» Exercise prompt: Copy each line that contains the word "SHOE".

» Given entries:

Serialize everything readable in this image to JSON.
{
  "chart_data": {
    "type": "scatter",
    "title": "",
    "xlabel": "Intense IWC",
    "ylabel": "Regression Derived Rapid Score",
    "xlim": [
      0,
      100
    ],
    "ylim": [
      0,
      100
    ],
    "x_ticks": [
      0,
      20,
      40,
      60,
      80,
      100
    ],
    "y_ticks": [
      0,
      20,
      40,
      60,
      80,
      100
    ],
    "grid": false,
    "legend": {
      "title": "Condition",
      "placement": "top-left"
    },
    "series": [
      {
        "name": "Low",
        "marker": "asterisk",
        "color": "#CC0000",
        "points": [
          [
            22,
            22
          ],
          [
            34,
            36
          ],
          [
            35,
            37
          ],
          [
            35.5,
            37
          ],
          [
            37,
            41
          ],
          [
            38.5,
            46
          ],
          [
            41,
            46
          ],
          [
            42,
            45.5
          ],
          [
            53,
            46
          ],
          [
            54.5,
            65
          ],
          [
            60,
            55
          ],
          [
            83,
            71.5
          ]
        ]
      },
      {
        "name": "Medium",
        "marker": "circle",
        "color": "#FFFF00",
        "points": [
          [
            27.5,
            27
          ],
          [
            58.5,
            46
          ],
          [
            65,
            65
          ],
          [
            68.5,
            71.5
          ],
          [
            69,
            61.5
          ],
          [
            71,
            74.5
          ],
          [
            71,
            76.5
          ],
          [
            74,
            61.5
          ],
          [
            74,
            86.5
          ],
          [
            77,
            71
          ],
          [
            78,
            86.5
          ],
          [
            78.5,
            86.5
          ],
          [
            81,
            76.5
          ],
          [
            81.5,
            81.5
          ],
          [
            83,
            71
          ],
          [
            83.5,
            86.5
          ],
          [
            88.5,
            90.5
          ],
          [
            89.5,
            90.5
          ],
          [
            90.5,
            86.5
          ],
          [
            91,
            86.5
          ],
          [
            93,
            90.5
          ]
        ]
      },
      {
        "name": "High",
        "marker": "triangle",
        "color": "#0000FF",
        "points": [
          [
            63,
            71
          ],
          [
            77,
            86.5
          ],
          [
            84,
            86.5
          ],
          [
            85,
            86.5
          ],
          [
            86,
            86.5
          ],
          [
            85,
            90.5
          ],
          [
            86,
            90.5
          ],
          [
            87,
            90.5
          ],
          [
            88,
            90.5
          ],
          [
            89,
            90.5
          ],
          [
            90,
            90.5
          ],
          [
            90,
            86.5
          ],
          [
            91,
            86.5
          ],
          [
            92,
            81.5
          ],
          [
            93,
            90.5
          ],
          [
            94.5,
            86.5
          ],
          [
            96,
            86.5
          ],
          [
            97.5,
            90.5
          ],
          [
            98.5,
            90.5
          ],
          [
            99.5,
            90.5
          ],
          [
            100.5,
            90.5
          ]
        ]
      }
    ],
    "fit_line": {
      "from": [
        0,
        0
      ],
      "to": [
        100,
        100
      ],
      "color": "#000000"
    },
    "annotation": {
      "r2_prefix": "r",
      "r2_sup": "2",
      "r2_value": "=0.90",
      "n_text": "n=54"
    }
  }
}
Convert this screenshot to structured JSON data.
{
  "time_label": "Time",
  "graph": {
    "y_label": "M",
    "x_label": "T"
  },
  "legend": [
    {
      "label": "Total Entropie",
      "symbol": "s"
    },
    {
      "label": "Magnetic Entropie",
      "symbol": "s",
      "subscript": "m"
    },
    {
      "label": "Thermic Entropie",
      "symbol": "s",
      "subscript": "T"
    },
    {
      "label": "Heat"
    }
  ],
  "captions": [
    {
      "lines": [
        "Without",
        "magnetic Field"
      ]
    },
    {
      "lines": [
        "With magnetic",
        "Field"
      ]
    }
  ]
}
==
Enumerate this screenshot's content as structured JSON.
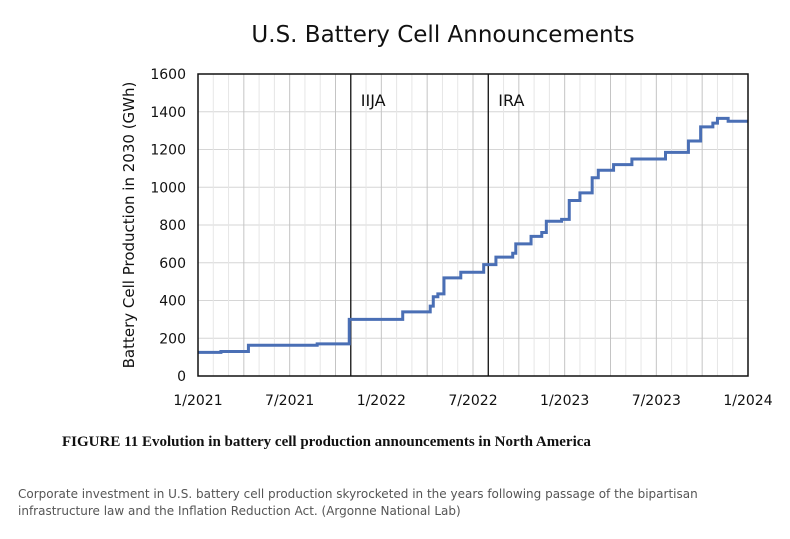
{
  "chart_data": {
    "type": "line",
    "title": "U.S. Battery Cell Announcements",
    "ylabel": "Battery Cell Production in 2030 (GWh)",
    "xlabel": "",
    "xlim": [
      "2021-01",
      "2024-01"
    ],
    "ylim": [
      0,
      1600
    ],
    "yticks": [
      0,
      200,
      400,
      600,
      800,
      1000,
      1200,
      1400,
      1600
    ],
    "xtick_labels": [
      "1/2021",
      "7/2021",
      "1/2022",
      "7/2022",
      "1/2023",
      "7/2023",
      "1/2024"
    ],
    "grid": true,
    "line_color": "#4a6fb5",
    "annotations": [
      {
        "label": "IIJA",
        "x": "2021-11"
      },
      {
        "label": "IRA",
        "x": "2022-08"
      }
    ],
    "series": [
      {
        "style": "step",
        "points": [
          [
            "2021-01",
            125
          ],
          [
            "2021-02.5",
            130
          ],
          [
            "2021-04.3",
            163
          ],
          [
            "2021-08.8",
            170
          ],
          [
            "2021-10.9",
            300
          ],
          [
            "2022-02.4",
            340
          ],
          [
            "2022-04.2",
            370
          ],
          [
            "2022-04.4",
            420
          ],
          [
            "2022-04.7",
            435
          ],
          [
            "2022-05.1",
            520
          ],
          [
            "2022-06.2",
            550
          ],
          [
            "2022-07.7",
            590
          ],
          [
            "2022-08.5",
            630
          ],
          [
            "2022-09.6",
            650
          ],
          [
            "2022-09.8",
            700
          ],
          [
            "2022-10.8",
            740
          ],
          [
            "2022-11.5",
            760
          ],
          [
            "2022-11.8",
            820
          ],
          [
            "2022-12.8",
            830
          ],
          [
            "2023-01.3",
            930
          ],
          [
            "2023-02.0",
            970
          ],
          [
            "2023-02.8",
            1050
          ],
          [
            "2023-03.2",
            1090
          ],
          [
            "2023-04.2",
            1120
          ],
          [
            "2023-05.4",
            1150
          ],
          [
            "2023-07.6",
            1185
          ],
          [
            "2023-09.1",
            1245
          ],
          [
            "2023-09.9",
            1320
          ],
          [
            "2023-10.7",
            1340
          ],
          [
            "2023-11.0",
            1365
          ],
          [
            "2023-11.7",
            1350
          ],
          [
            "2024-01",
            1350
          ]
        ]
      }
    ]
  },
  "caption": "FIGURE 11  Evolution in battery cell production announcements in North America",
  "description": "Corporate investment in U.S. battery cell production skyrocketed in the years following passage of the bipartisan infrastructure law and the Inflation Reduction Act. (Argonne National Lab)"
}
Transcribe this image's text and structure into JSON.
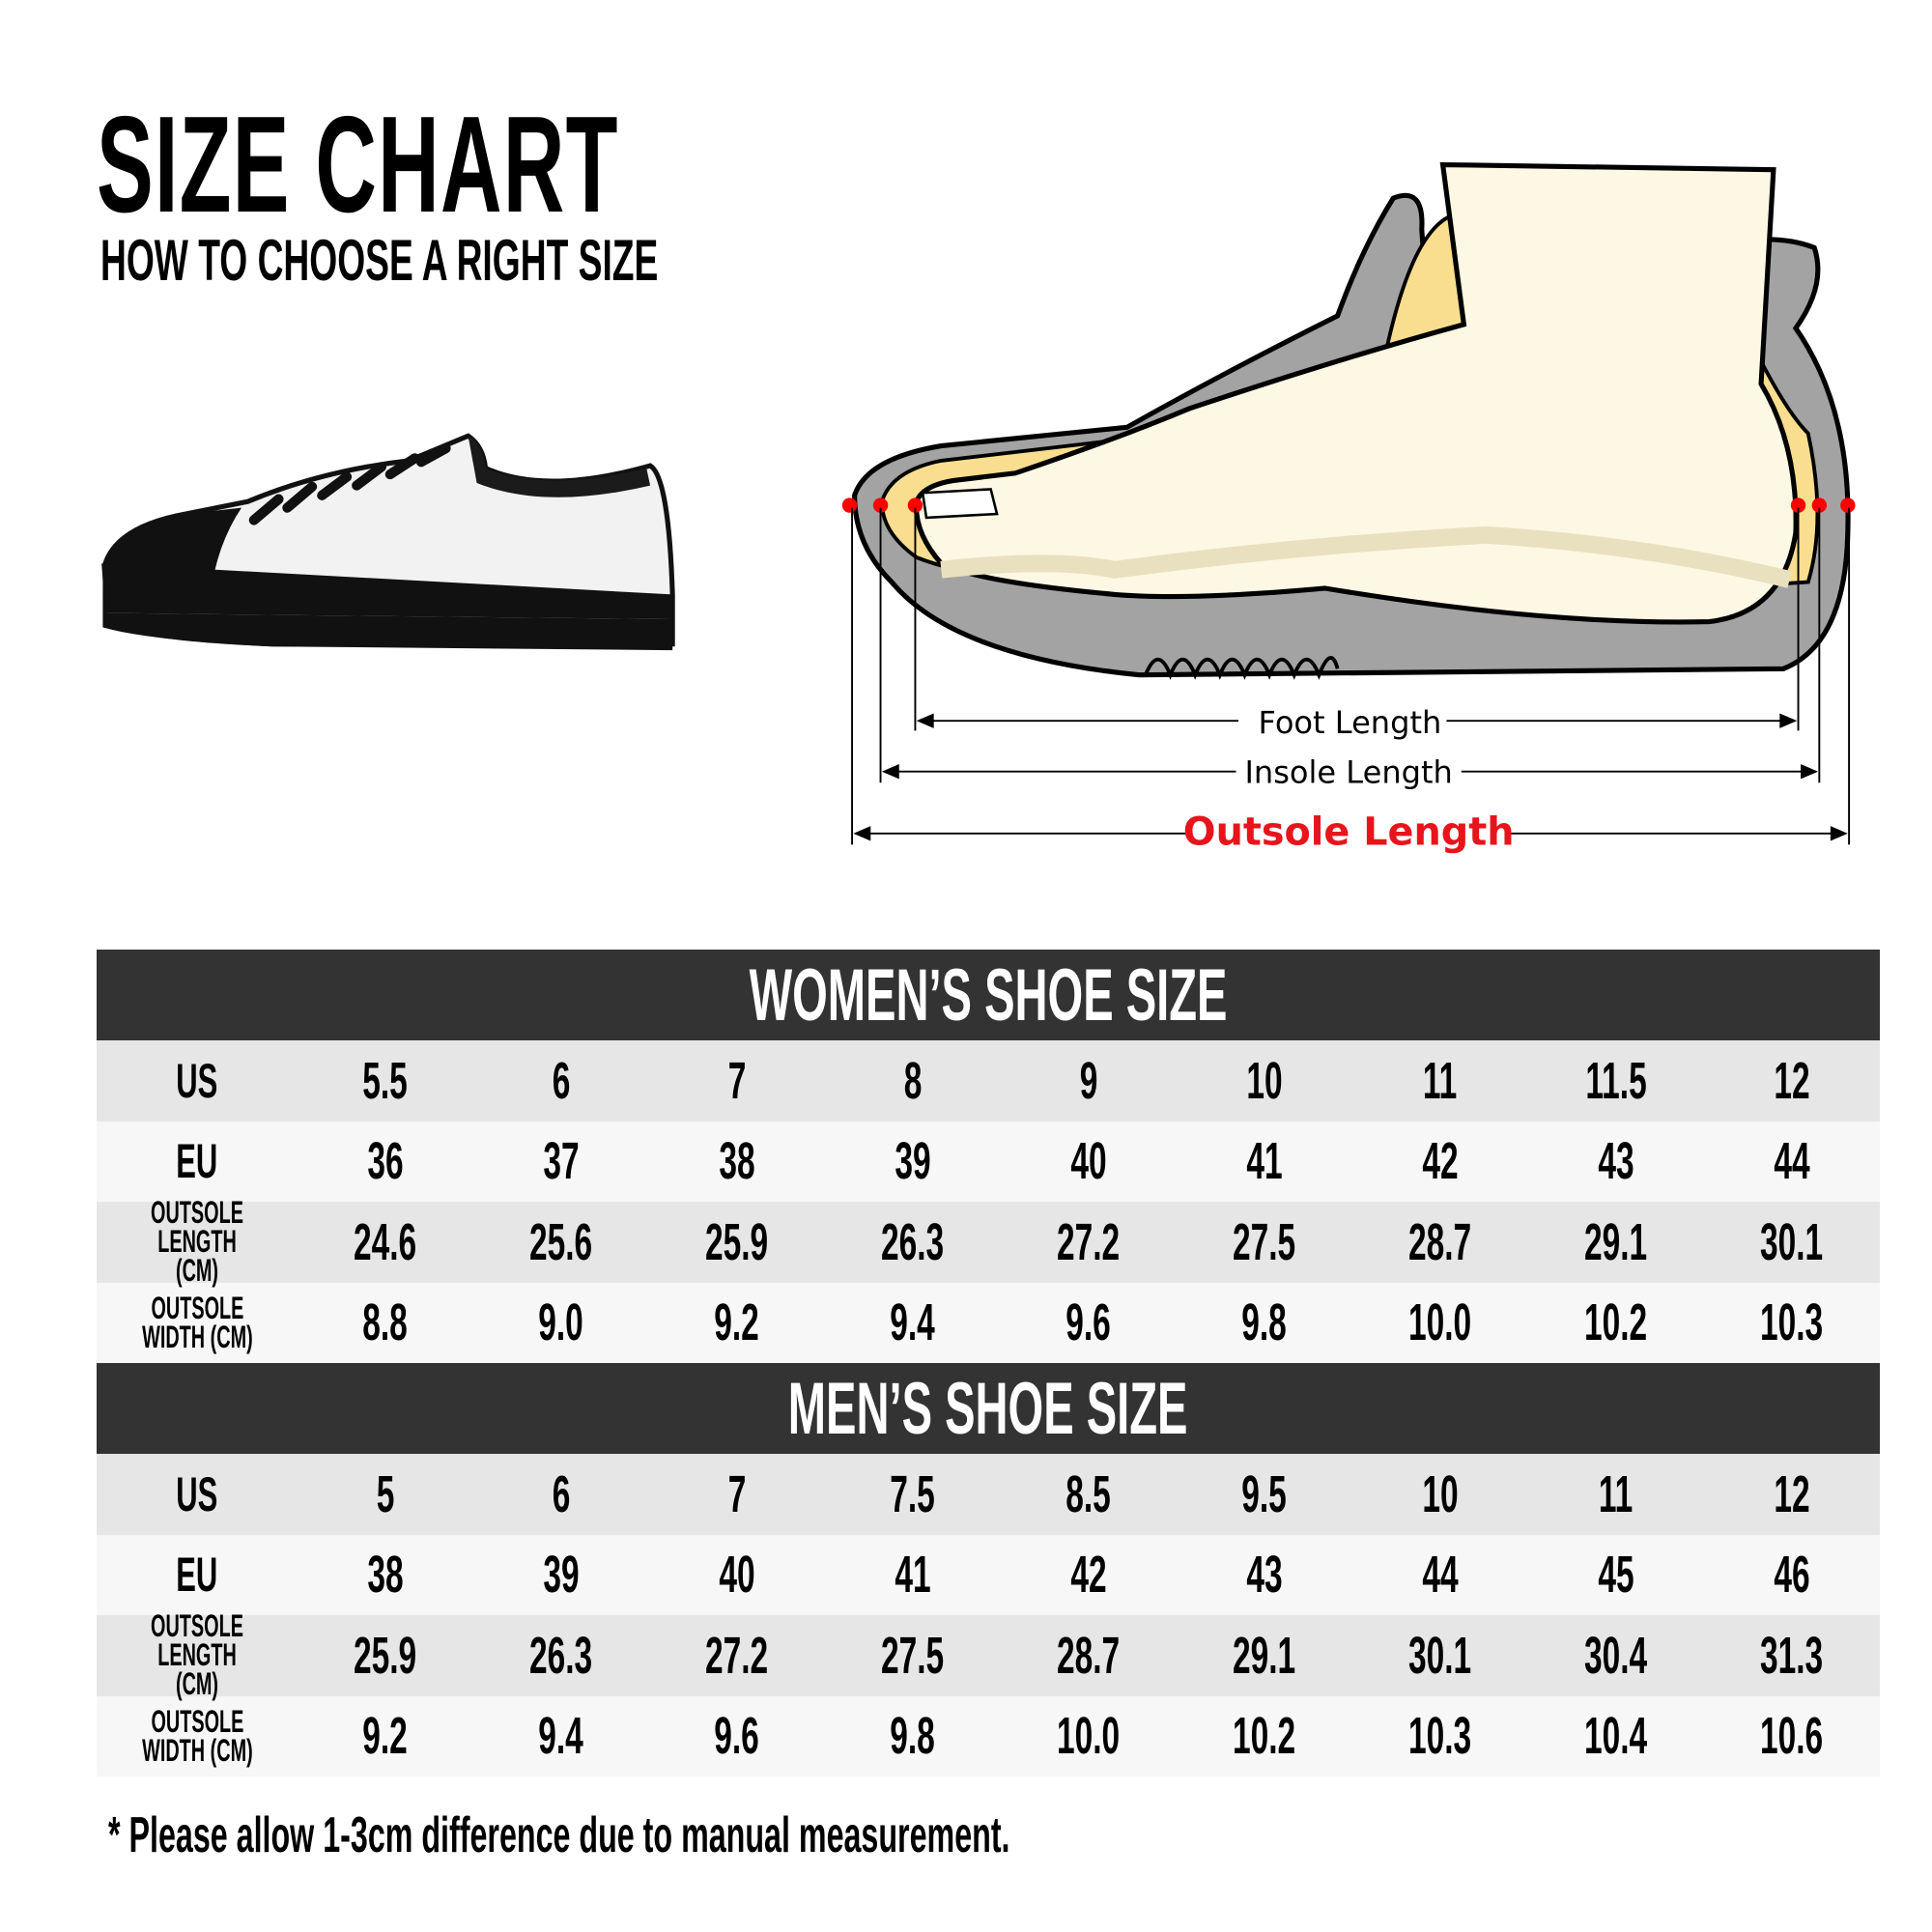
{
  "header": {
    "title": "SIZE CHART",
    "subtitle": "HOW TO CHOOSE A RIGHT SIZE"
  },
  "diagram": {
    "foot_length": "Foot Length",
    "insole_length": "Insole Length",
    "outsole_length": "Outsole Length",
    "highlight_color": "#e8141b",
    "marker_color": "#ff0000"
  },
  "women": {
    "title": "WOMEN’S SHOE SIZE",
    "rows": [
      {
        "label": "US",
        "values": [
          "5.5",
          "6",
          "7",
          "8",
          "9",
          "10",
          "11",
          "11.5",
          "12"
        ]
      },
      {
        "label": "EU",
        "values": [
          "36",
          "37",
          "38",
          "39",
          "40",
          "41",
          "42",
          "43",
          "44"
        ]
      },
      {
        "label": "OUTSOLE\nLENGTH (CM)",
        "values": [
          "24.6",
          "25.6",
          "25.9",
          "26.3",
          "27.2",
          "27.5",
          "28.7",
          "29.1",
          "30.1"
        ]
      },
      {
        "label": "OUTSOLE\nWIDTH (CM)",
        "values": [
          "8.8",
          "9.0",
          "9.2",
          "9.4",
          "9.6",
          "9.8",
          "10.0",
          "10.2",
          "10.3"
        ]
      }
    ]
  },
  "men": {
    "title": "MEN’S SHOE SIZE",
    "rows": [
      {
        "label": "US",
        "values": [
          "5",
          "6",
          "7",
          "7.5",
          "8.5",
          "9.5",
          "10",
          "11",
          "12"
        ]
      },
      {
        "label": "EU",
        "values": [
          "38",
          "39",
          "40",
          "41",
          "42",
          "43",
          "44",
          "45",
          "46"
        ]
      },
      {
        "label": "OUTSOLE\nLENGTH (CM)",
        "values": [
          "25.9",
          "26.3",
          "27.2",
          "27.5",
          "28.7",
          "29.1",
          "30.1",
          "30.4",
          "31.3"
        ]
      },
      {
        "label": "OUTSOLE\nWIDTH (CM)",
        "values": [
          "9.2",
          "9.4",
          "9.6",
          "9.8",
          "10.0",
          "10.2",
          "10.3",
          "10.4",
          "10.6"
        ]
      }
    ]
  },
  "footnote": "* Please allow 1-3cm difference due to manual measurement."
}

» Exercise response:
    "title": "WOMEN’S SHOE SIZE",
    "title": "MEN’S SHOE SIZE",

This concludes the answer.